• Given task:
Locate the string "name" in the listing below. Copy every line where it is found.

• Materials provided:
>> start
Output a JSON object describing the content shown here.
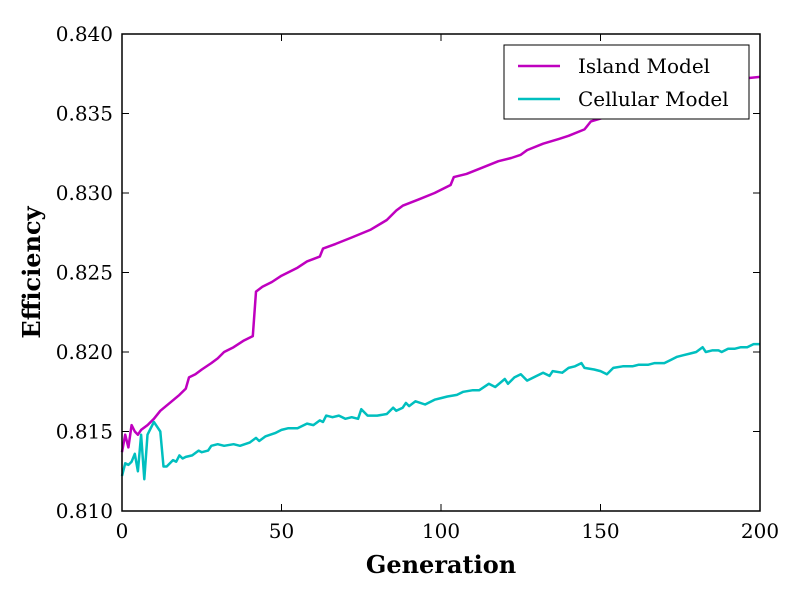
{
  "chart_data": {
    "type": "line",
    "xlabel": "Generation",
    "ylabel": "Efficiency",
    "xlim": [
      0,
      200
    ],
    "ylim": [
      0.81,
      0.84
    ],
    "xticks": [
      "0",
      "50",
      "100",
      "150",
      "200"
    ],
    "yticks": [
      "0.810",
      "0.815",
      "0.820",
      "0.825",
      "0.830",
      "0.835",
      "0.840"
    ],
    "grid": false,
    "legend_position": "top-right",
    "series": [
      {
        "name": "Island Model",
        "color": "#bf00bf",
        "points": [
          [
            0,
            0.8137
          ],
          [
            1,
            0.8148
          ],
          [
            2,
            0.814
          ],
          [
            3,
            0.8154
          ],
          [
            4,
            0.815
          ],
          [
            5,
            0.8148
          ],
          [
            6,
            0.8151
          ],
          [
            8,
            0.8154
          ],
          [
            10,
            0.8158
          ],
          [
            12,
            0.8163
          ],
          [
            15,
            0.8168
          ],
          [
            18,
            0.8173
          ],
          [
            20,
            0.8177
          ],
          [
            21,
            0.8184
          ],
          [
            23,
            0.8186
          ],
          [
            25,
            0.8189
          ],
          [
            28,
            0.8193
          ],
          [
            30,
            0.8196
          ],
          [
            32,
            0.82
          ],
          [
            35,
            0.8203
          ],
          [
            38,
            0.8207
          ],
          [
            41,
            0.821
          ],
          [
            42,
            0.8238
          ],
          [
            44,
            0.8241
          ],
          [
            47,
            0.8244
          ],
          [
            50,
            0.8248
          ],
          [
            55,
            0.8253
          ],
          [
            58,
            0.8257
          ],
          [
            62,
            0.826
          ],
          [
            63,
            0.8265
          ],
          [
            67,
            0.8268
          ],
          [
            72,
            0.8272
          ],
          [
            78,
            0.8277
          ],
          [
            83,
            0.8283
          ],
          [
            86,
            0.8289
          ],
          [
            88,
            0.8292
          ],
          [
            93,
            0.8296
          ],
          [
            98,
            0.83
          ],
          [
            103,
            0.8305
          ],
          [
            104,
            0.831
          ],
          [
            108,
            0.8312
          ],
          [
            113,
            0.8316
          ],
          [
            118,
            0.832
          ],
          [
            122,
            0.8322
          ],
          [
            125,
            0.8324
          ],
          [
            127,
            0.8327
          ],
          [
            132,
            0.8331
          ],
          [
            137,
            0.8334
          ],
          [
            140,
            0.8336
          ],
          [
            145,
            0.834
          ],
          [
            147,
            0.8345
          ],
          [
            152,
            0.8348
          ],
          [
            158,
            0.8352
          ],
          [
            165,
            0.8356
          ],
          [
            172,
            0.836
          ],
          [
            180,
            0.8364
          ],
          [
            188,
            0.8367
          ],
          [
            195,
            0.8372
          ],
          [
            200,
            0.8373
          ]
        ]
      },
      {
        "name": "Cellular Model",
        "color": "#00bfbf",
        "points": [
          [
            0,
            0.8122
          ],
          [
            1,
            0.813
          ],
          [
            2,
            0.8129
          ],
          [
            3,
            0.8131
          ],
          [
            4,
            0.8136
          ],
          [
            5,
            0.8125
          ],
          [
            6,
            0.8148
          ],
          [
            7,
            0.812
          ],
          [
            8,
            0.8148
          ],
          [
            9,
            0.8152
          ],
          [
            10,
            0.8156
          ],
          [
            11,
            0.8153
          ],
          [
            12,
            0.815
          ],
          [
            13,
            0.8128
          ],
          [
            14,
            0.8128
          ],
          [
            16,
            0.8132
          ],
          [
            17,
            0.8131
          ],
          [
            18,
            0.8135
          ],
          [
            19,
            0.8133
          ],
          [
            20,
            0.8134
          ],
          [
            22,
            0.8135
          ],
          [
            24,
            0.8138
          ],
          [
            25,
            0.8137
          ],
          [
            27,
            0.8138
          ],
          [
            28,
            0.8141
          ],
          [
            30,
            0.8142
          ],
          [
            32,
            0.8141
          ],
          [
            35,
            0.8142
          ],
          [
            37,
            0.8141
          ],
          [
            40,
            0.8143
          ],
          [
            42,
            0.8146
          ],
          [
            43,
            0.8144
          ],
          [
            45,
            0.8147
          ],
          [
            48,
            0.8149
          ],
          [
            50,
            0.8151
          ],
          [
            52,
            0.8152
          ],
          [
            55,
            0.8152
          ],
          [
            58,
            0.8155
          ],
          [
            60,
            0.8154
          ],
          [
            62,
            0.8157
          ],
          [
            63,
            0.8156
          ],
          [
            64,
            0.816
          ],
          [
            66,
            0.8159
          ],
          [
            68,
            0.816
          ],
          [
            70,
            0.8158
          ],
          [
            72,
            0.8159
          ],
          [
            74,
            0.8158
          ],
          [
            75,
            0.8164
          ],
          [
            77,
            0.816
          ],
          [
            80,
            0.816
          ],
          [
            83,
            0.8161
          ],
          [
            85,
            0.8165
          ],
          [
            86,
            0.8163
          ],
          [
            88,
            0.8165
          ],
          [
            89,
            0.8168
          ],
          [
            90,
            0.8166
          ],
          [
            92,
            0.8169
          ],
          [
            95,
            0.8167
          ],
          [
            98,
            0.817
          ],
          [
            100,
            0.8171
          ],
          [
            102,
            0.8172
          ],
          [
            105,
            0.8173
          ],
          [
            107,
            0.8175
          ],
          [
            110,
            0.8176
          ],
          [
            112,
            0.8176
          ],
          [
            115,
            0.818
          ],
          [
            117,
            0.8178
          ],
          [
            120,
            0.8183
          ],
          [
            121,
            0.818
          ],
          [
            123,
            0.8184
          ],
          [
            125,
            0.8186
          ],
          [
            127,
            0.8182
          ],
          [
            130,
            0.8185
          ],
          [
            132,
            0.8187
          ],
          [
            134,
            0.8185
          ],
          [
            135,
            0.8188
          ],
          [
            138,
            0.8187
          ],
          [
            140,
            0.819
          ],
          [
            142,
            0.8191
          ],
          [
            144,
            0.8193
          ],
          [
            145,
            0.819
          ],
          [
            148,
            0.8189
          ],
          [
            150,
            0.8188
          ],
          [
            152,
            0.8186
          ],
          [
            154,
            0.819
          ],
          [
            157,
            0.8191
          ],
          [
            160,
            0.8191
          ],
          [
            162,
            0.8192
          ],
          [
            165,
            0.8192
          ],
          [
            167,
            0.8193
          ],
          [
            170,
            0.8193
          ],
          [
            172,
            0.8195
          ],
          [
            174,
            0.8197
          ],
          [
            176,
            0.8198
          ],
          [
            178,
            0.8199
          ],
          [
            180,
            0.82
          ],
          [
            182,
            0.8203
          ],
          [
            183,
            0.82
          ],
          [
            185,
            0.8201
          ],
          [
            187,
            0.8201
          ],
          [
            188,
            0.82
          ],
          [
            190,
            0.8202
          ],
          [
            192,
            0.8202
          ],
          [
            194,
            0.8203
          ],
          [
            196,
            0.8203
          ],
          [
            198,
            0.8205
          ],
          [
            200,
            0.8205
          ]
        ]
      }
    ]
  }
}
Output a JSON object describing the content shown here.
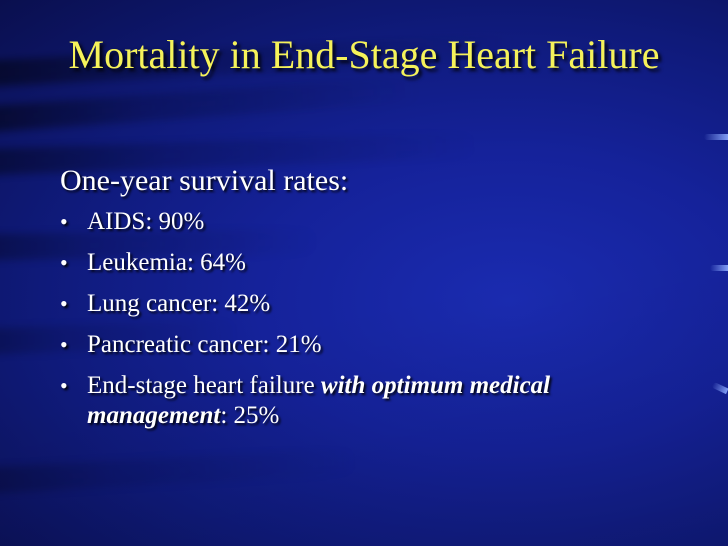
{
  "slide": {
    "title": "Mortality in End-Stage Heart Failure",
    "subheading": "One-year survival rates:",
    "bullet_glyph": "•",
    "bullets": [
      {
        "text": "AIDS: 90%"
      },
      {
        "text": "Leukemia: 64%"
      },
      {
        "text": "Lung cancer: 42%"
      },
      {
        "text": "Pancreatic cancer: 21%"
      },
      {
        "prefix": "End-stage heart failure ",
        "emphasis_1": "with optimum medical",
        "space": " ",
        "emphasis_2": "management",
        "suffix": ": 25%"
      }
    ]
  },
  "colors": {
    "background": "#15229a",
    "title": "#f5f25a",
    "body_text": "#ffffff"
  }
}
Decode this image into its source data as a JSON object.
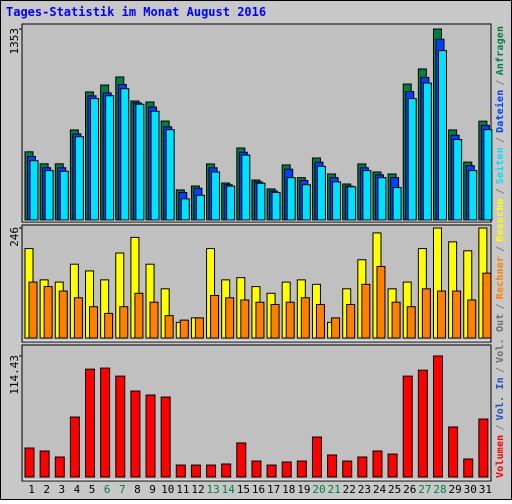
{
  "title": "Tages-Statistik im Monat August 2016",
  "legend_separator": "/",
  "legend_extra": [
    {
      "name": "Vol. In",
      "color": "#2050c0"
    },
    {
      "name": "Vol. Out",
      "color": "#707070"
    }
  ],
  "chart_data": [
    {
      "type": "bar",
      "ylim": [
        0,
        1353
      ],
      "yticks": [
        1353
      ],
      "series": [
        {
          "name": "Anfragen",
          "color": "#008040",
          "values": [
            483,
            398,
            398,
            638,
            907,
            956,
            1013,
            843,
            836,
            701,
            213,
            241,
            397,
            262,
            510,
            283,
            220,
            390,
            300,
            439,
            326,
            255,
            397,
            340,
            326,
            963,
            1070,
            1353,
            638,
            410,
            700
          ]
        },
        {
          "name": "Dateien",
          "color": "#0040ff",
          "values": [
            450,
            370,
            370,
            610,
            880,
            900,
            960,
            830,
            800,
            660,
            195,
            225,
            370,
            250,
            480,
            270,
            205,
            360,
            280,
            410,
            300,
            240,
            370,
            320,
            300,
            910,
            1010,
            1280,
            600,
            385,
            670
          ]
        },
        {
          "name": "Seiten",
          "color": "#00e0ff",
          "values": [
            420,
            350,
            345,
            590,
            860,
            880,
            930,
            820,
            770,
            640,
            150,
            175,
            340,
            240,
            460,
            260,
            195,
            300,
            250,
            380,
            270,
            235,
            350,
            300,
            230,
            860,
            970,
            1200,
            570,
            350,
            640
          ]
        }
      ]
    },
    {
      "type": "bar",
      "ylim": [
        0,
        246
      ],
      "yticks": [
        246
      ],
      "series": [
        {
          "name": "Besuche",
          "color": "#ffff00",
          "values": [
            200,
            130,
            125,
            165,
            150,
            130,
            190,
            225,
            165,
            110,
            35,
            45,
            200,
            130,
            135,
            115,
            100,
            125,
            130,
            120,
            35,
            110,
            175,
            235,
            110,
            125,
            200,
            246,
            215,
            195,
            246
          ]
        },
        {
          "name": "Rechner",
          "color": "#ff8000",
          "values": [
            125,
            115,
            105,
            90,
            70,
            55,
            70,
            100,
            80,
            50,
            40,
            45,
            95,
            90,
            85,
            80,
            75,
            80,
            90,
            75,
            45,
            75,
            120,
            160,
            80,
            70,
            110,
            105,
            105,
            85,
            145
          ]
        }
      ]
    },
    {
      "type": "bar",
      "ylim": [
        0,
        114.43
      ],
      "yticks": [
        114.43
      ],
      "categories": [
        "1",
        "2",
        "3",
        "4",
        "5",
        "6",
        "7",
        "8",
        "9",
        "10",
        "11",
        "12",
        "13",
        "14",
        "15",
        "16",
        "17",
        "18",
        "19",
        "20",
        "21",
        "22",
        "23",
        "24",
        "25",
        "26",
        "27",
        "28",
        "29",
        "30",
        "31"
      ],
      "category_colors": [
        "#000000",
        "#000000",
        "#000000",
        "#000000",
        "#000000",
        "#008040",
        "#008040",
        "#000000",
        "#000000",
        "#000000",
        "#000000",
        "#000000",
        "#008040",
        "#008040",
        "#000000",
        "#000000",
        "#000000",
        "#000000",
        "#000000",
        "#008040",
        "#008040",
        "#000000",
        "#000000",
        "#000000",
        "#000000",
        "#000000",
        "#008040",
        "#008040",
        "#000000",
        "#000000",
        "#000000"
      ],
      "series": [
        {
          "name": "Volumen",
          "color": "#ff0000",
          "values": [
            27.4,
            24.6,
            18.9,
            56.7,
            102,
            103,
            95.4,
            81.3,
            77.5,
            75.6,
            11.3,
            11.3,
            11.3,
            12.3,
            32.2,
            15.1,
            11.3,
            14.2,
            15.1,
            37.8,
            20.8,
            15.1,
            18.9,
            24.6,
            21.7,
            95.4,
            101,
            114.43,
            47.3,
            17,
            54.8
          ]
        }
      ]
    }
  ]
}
>> end
• Correct response:
        "name": "Island Model",
        "name": "Cellular Model",
      "name": "Vol. In",
      "name": "Vol. Out",
          "name": "Anfragen",
          "name": "Dateien",
          "name": "Seiten",
          "name": "Besuche",
          "name": "Rechner",
          "name": "Volumen",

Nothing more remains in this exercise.